Exercise requirements. Report every line from the material that contains the word "words".

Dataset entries
• • • •

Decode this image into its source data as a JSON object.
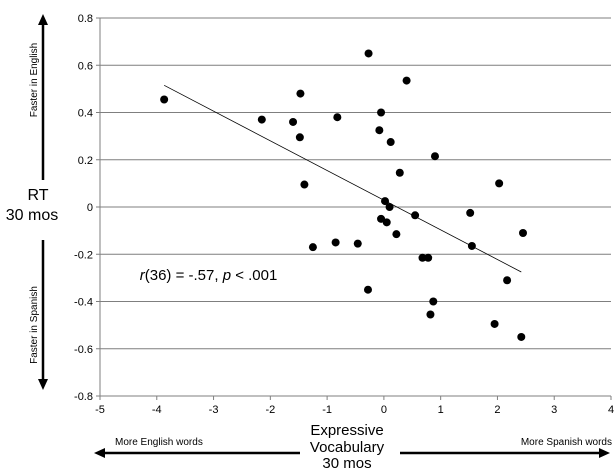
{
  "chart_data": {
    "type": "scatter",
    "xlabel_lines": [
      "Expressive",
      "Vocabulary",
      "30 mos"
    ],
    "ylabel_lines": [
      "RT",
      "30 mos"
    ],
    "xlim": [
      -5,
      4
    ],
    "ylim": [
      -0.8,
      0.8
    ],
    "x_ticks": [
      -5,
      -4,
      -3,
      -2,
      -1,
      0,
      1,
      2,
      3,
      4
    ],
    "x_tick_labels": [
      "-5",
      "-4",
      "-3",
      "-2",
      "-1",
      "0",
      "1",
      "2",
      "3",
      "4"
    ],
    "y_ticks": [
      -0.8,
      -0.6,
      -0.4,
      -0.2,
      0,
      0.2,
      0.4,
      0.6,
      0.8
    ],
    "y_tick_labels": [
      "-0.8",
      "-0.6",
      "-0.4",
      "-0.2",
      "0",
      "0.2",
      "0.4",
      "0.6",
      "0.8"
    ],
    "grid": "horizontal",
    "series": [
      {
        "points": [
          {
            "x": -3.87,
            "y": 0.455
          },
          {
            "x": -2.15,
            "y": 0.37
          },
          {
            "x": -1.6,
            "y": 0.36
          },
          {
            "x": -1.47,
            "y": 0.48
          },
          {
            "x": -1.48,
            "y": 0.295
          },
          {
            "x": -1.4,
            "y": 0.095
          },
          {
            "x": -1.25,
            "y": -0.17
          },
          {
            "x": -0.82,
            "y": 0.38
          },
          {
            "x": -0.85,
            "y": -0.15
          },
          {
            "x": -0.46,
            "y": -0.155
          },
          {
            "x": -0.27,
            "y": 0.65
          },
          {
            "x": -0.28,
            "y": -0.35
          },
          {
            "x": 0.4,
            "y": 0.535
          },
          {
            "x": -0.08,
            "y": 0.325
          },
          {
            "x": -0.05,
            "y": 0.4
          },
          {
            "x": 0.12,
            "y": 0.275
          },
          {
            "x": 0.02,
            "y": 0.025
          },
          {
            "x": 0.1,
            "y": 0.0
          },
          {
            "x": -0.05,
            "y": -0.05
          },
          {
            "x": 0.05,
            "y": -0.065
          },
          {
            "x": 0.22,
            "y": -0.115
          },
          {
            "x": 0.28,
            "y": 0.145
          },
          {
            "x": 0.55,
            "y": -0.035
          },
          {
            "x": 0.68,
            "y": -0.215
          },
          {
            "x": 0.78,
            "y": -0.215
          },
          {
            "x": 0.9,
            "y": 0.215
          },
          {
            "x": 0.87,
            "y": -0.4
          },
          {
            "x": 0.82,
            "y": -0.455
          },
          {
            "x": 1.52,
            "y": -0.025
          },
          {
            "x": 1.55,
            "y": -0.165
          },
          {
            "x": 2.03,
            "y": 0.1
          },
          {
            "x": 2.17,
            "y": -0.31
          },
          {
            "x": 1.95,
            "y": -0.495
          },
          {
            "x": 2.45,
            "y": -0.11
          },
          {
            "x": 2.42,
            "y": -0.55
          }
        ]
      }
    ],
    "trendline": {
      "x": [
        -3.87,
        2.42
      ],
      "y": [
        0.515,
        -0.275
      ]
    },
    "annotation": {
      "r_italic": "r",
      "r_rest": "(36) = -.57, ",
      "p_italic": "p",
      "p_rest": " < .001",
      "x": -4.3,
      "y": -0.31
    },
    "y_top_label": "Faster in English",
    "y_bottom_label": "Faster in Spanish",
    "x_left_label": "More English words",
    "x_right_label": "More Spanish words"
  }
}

• • • •

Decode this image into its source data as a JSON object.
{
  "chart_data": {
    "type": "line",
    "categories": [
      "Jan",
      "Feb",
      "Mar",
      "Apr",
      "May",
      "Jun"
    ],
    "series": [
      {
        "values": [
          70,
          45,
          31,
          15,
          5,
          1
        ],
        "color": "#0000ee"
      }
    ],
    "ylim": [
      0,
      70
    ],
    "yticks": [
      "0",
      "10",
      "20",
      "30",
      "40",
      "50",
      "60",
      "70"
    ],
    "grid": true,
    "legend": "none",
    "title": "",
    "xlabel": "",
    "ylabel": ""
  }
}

• • • •

Solution.
    "x_left_label": "More English words",
    "x_right_label": "More Spanish words"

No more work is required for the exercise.